** Start **
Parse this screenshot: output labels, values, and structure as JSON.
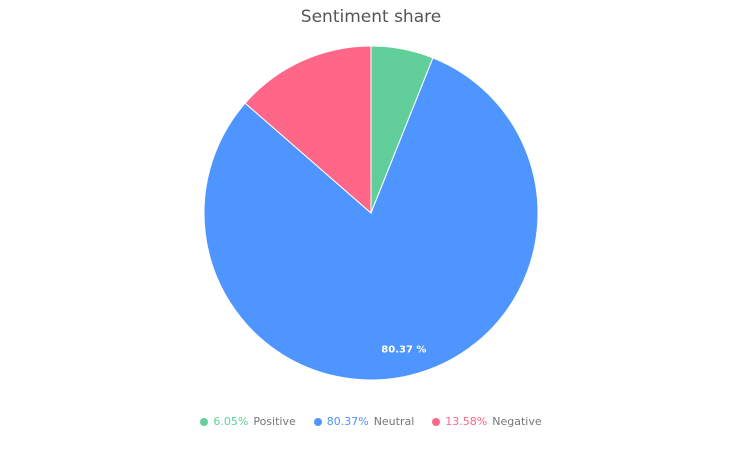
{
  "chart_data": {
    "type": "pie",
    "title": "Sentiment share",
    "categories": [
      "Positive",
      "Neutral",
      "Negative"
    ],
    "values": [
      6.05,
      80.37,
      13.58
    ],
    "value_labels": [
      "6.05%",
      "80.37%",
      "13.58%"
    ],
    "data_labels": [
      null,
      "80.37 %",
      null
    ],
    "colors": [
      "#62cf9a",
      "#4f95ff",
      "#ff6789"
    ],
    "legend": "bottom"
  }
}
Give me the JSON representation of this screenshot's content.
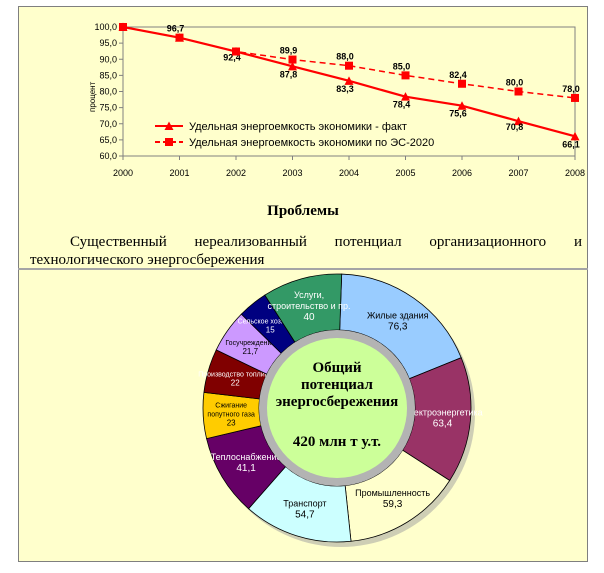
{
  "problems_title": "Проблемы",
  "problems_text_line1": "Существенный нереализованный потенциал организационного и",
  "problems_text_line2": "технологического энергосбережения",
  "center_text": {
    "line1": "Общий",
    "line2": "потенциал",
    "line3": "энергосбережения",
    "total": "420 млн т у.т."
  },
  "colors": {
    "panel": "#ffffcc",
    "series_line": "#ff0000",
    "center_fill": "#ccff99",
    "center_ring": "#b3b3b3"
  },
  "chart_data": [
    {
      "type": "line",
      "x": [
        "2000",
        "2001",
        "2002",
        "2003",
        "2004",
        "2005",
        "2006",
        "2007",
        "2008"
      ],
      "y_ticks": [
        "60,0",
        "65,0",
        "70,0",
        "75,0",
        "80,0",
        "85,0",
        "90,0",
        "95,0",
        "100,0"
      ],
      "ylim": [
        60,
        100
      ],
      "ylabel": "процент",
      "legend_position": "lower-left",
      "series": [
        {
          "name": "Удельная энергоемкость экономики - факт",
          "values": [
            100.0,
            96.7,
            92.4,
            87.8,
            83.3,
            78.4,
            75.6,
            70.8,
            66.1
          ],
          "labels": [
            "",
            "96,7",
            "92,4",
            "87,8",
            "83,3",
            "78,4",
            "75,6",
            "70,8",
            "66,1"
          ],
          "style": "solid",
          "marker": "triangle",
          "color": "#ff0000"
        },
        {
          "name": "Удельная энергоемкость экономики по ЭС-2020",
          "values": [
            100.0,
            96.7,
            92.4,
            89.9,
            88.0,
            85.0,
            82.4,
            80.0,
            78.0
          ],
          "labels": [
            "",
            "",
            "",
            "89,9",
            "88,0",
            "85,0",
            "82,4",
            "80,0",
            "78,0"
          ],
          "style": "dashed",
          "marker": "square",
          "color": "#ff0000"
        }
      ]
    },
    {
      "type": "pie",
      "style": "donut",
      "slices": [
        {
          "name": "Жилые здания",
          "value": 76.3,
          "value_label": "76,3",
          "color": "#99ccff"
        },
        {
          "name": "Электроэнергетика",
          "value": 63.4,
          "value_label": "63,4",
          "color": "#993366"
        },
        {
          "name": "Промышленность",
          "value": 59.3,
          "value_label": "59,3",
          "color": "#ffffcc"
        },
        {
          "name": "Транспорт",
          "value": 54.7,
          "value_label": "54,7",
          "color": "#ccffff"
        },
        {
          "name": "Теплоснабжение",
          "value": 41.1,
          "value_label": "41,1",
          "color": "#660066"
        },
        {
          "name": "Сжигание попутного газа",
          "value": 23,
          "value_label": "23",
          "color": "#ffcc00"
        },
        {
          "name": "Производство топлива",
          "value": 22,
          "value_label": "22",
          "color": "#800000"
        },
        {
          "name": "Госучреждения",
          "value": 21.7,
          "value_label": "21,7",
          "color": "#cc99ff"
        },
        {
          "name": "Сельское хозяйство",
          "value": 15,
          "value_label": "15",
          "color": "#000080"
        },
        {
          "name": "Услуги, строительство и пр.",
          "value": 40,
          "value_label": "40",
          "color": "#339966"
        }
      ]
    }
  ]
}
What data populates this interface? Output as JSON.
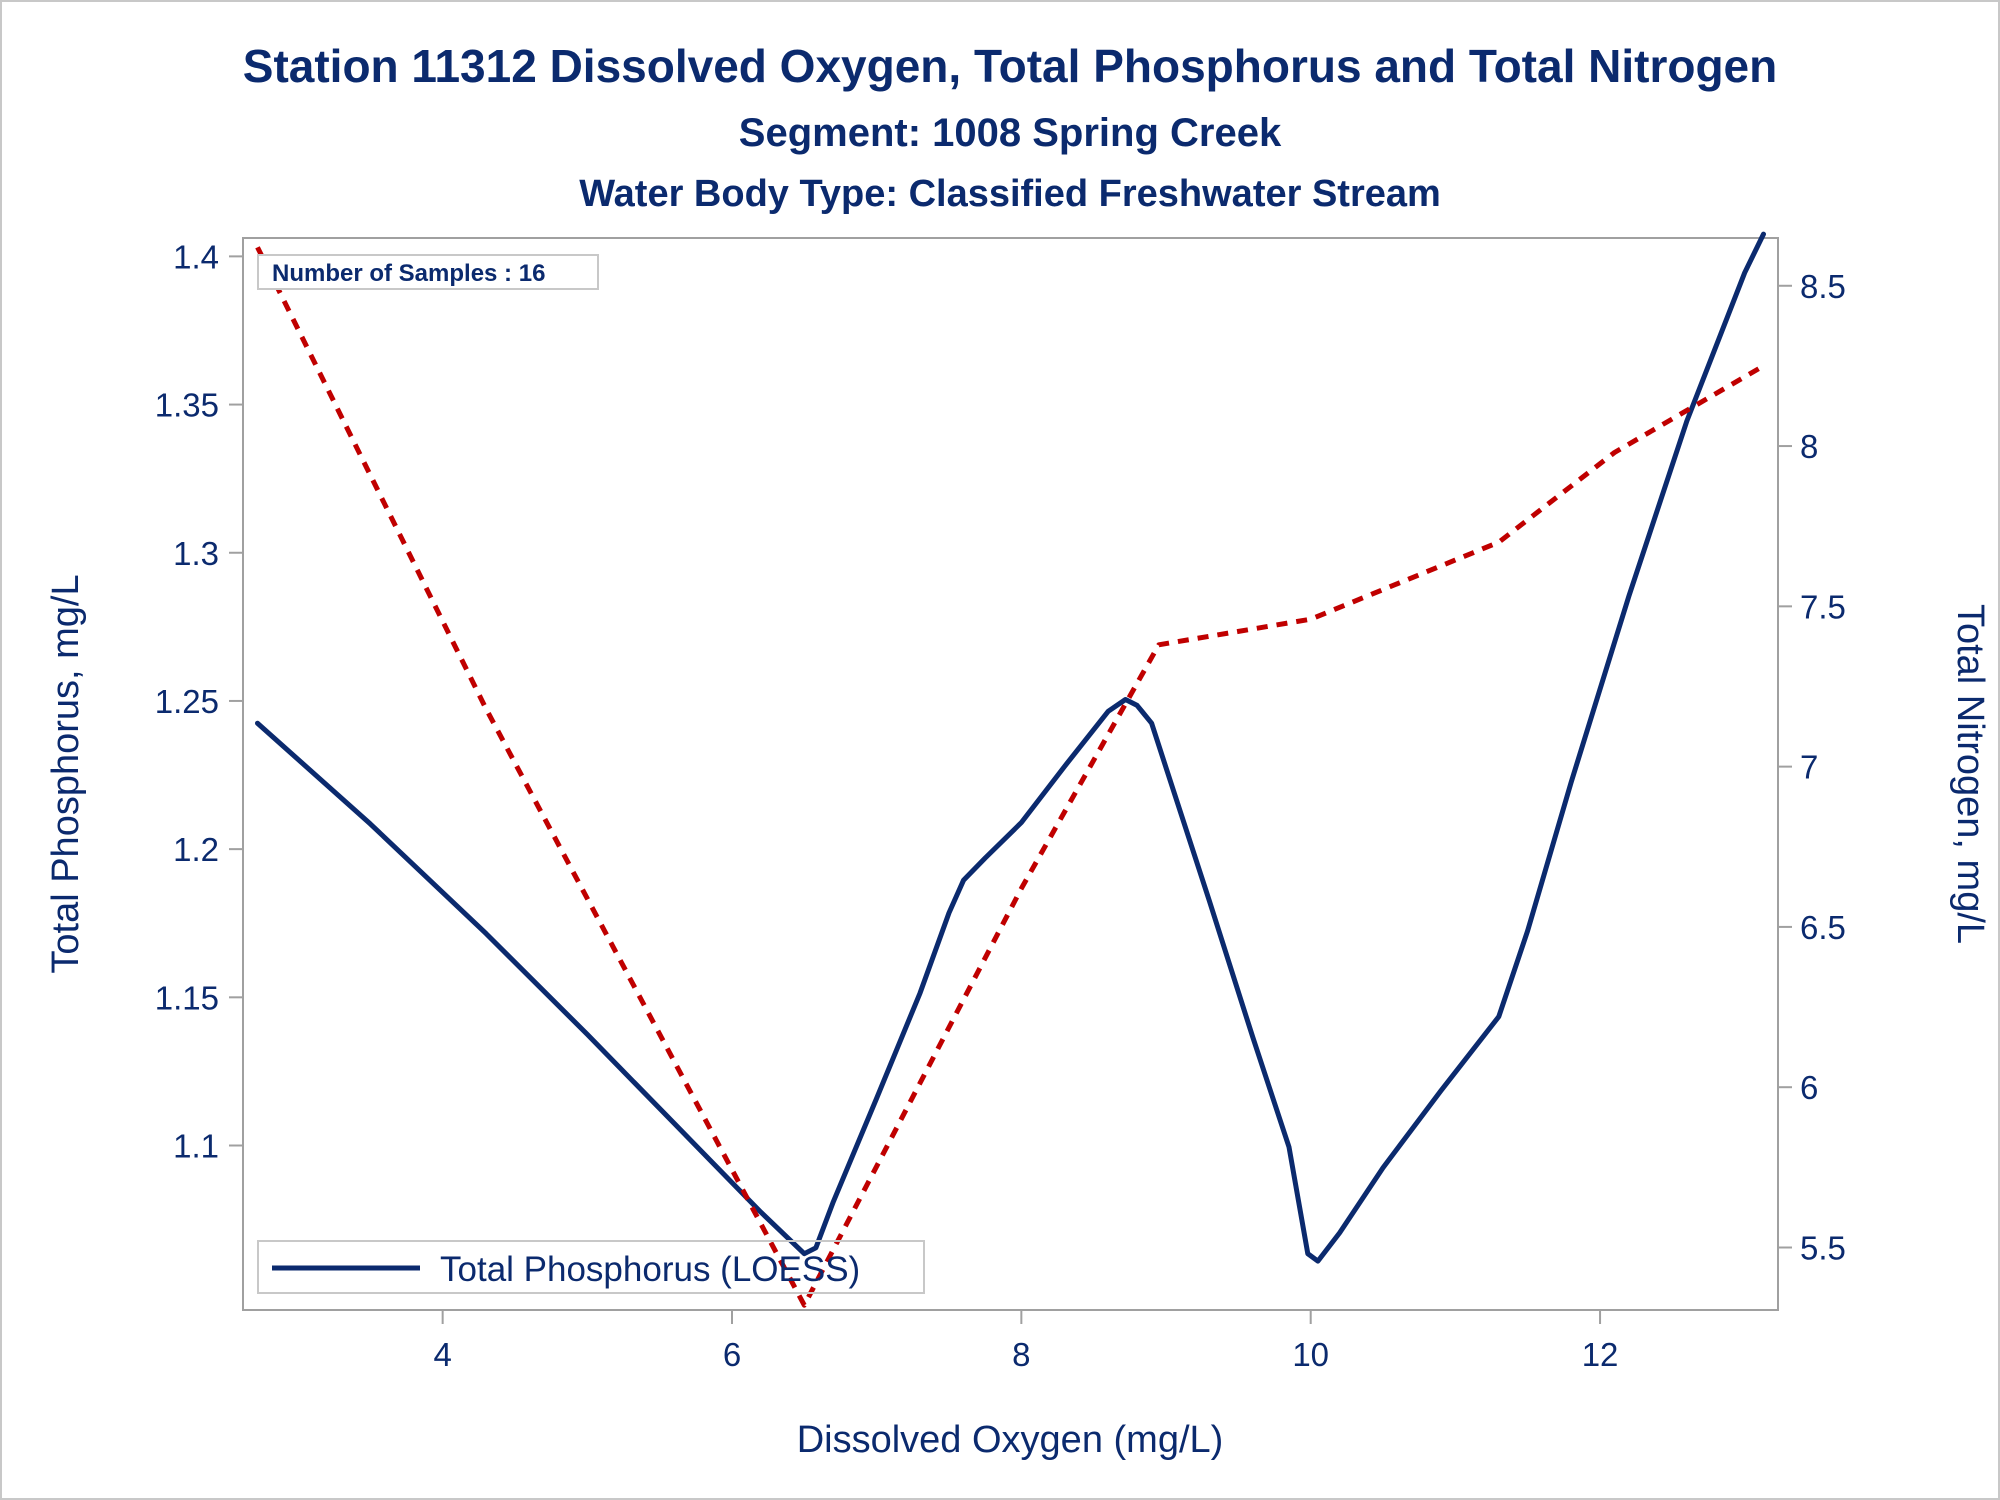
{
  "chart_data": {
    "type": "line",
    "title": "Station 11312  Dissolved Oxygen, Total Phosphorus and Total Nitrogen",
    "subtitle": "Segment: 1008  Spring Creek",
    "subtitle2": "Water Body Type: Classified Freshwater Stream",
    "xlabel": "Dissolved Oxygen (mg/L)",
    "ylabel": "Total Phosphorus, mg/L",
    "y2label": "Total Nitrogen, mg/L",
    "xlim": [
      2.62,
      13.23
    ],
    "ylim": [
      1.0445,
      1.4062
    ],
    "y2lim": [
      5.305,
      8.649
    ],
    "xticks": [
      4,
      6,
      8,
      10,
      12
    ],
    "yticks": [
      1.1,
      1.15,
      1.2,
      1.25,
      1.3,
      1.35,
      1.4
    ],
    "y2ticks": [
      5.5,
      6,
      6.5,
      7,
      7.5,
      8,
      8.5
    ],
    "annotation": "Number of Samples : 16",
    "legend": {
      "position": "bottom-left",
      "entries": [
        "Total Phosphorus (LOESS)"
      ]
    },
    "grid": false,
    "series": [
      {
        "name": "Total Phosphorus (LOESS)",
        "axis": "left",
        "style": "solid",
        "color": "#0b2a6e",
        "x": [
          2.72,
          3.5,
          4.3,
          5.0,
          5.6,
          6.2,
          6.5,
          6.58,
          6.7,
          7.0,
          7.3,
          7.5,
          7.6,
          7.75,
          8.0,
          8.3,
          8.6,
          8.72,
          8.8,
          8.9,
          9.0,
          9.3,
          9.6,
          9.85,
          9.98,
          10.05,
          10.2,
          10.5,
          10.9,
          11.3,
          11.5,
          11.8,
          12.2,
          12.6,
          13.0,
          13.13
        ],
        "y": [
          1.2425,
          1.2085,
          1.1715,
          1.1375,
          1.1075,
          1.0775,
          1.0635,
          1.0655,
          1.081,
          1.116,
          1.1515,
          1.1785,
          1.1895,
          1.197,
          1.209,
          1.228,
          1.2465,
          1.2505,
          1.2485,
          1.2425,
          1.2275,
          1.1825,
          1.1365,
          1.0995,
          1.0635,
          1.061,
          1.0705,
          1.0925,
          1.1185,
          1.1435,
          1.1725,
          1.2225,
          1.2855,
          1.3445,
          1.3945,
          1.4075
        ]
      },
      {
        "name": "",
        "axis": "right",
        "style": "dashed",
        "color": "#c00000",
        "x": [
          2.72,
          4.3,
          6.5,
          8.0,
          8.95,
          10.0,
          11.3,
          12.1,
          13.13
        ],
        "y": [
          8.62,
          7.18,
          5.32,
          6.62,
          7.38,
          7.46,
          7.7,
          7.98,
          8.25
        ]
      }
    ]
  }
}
** End **
Look through the data above. Copy every line with the string "this" in it.

Parse this screenshot: output labels, values, and structure as JSON.
Give me the JSON representation of this screenshot's content.
What data populates this interface? Output as JSON.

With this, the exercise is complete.